## EXERCISE DIRECTIONS
Can all of these lines be returned exactly?
******
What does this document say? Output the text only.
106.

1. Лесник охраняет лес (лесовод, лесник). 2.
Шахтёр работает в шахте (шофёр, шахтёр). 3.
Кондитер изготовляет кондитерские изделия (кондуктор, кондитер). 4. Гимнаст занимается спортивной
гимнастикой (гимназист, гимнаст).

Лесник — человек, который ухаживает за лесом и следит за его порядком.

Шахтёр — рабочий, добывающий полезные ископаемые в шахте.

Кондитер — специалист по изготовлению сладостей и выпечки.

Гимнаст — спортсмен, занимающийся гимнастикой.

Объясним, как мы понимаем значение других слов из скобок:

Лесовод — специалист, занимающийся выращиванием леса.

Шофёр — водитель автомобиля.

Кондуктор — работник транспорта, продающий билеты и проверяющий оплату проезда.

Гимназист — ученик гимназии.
******
## SOLUTION
What does this document say? Output the text only.
106.

1. Лесник охраняет лес (лесовод, лесник). 2.
Шахтёр работает в шахте (шофёр, шахтёр). 3.
Кондитер изготовляет кондитерские изделия (кондуктор, кондитер). 4. Гимнаст занимается спортивной
гимнастикой (гимназист, гимнаст).

Лесник — человек, который ухаживает за лесом и следит за его порядком.

Шахтёр — рабочий, добывающий полезные ископаемые в шахте.

Кондитер — специалист по изготовлению сладостей и выпечки.

Гимнаст — спортсмен, занимающийся гимнастикой.

Объясним, как мы понимаем значение других слов из скобок:

Лесовод — специалист, занимающийся выращиванием леса.

Шофёр — водитель автомобиля.

Кондуктор — работник транспорта, продающий билеты и проверяющий оплату проезда.

Гимназист — ученик гимназии.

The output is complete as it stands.